» TASK BRIEF
For this exercise, repeat all of the material verbatim apart from its images.

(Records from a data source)
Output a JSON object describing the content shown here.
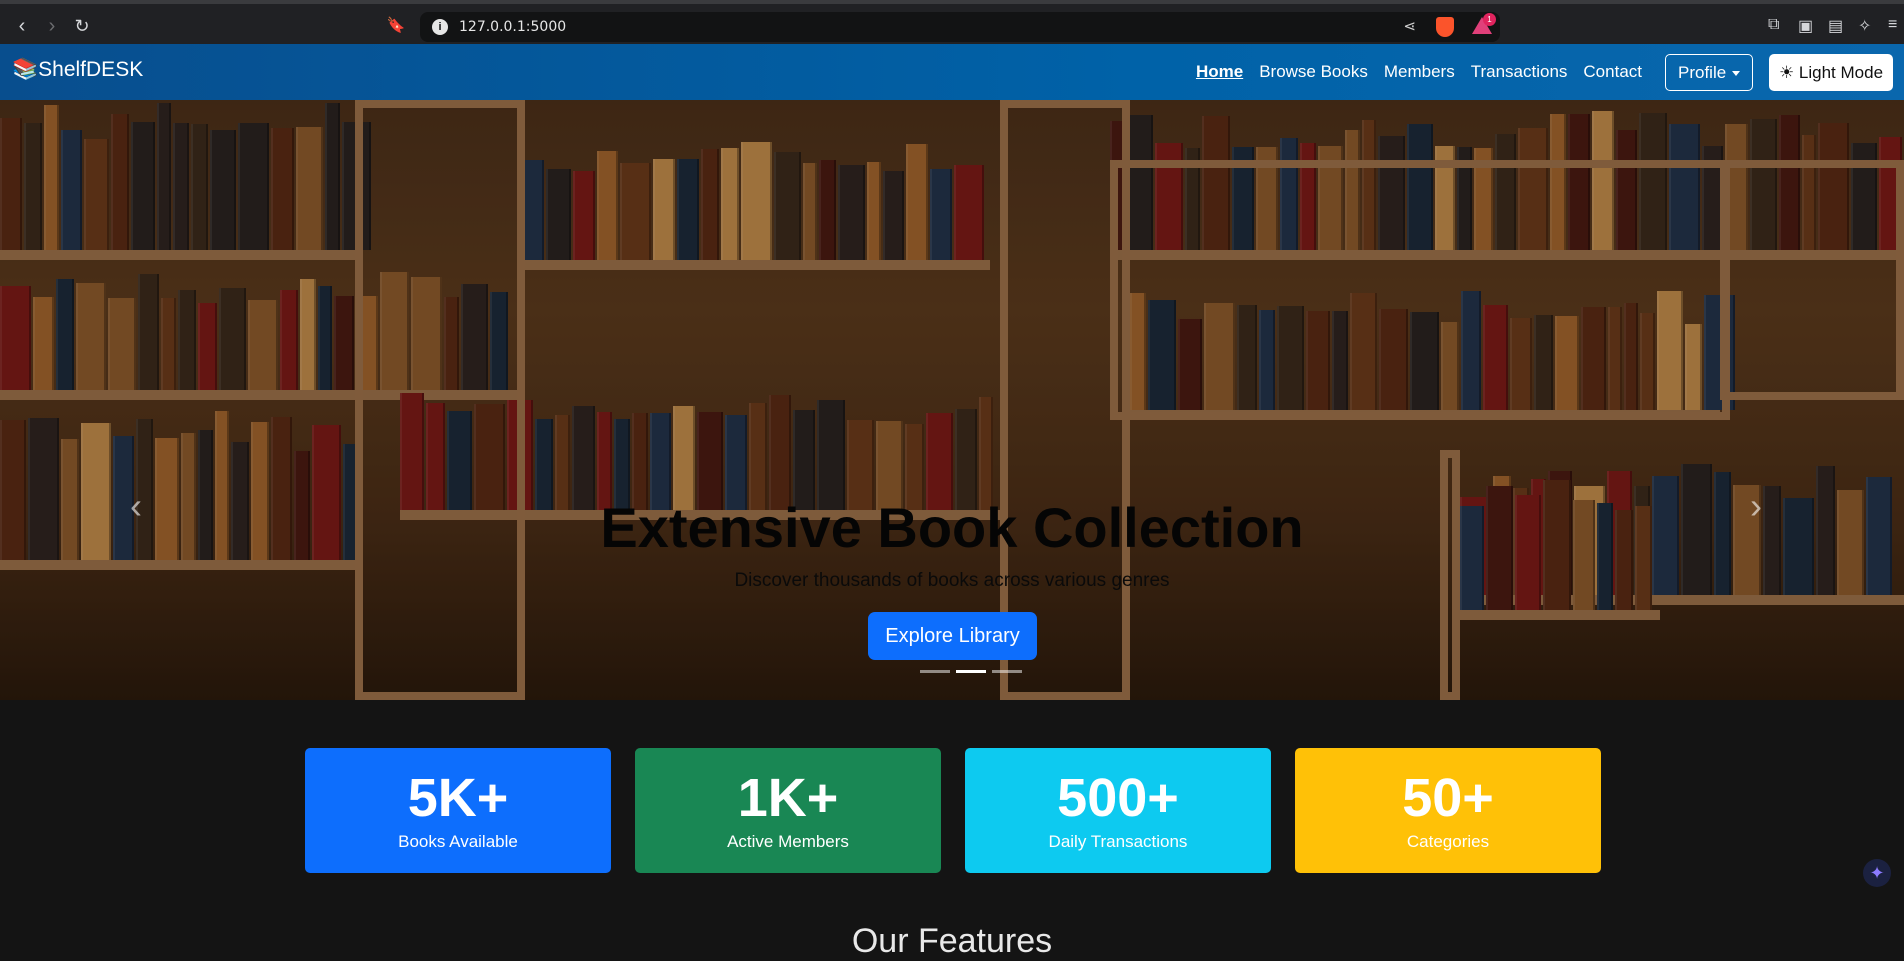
{
  "browser": {
    "url": "127.0.0.1:5000",
    "alert_count": "1"
  },
  "navbar": {
    "brand_icon": "📚",
    "brand": "ShelfDESK",
    "links": [
      "Home",
      "Browse Books",
      "Members",
      "Transactions",
      "Contact"
    ],
    "active_link": "Home",
    "profile_label": "Profile",
    "theme_toggle_label": "☀ Light Mode"
  },
  "hero": {
    "title": "Extensive Book Collection",
    "subtitle": "Discover thousands of books across various genres",
    "cta_label": "Explore Library",
    "active_slide": 2
  },
  "stats": [
    {
      "value": "5K+",
      "label": "Books Available",
      "color": "#0d6efd"
    },
    {
      "value": "1K+",
      "label": "Active Members",
      "color": "#198754"
    },
    {
      "value": "500+",
      "label": "Daily Transactions",
      "color": "#0dcaf0"
    },
    {
      "value": "50+",
      "label": "Categories",
      "color": "#ffc107"
    }
  ],
  "features": {
    "title": "Our Features"
  }
}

» CORRECT RESPONSE
Output a JSON object describing the content shown here.
{
  "browser": {
    "url": "127.0.0.1:5000",
    "alert_count": "1"
  },
  "navbar": {
    "brand_icon": "📚",
    "brand": "ShelfDESK",
    "links": [
      "Home",
      "Browse Books",
      "Members",
      "Transactions",
      "Contact"
    ],
    "active_link": "Home",
    "profile_label": "Profile",
    "theme_toggle_label": "☀ Light Mode"
  },
  "hero": {
    "title": "Extensive Book Collection",
    "subtitle": "Discover thousands of books across various genres",
    "cta_label": "Explore Library",
    "active_slide": 2
  },
  "stats": [
    {
      "value": "5K+",
      "label": "Books Available",
      "color": "#0d6efd"
    },
    {
      "value": "1K+",
      "label": "Active Members",
      "color": "#198754"
    },
    {
      "value": "500+",
      "label": "Daily Transactions",
      "color": "#0dcaf0"
    },
    {
      "value": "50+",
      "label": "Categories",
      "color": "#ffc107"
    }
  ],
  "features": {
    "title": "Our Features"
  }
}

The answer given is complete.